▶ Required work: Reproduce all records verbatim.

=== Records provided ===

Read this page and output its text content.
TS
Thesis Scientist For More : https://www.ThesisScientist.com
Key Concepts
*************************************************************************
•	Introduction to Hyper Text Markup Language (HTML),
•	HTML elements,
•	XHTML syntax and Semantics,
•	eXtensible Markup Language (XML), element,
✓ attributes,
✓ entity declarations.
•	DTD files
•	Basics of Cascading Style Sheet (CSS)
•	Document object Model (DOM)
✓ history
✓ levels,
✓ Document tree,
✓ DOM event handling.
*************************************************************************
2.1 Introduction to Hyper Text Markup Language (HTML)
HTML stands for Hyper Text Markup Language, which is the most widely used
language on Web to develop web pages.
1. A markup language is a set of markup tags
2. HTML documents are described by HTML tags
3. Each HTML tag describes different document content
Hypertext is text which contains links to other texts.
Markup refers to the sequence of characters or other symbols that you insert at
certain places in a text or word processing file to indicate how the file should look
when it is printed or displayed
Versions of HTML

===

▶ Task output:
Read this page and output its text content.
TS
Thesis Scientist For More : https://www.ThesisScientist.com
Key Concepts
*************************************************************************
•	Introduction to Hyper Text Markup Language (HTML),
•	HTML elements,
•	XHTML syntax and Semantics,
•	eXtensible Markup Language (XML), element,
✓ attributes,
✓ entity declarations.
•	DTD files
•	Basics of Cascading Style Sheet (CSS)
•	Document object Model (DOM)
✓ history
✓ levels,
✓ Document tree,
✓ DOM event handling.
*************************************************************************
2.1 Introduction to Hyper Text Markup Language (HTML)
HTML stands for Hyper Text Markup Language, which is the most widely used
language on Web to develop web pages.
1. A markup language is a set of markup tags
2. HTML documents are described by HTML tags
3. Each HTML tag describes different document content
Hypertext is text which contains links to other texts.
Markup refers to the sequence of characters or other symbols that you insert at
certain places in a text or word processing file to indicate how the file should look
when it is printed or displayed
Versions of HTML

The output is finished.